Find all the lines with "Mean" and gather them.
++++ DATASET EXCERPTS ++++
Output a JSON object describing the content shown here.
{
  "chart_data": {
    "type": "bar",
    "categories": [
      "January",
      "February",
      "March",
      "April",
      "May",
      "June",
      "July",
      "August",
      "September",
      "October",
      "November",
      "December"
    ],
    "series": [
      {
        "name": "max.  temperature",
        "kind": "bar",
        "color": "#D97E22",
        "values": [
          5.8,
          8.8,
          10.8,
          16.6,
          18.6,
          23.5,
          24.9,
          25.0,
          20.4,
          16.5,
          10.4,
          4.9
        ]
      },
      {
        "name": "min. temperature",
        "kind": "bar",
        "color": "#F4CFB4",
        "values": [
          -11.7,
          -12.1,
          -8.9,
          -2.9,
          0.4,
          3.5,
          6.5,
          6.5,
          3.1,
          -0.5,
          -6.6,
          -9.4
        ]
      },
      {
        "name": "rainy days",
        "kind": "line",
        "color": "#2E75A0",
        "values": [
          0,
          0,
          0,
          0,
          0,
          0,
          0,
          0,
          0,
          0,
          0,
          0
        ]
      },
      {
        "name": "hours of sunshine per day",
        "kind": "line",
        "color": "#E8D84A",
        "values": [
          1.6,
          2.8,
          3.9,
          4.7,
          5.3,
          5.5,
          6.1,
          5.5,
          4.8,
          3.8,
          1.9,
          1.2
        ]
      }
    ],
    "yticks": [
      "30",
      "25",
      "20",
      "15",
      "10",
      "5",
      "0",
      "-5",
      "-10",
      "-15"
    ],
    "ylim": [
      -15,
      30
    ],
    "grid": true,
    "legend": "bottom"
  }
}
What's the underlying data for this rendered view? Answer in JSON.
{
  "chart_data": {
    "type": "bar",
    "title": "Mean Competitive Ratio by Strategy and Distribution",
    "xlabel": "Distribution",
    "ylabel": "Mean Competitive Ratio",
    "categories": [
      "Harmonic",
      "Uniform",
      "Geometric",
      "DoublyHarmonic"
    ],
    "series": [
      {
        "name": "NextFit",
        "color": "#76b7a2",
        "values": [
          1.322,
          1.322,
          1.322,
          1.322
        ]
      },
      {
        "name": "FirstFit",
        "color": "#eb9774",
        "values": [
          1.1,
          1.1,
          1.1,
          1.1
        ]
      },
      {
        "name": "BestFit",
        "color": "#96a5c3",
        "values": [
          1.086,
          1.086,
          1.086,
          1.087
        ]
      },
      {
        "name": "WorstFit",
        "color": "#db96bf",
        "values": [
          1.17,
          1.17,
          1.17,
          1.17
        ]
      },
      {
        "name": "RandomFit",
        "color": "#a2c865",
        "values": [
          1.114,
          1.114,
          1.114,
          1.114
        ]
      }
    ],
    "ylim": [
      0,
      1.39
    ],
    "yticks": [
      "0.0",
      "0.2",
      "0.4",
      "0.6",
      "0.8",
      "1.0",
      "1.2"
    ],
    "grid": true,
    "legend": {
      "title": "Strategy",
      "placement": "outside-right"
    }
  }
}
++++
__COMPLETE OUTPUT__
    "title": "Mean Competitive Ratio by Strategy and Distribution",
    "ylabel": "Mean Competitive Ratio",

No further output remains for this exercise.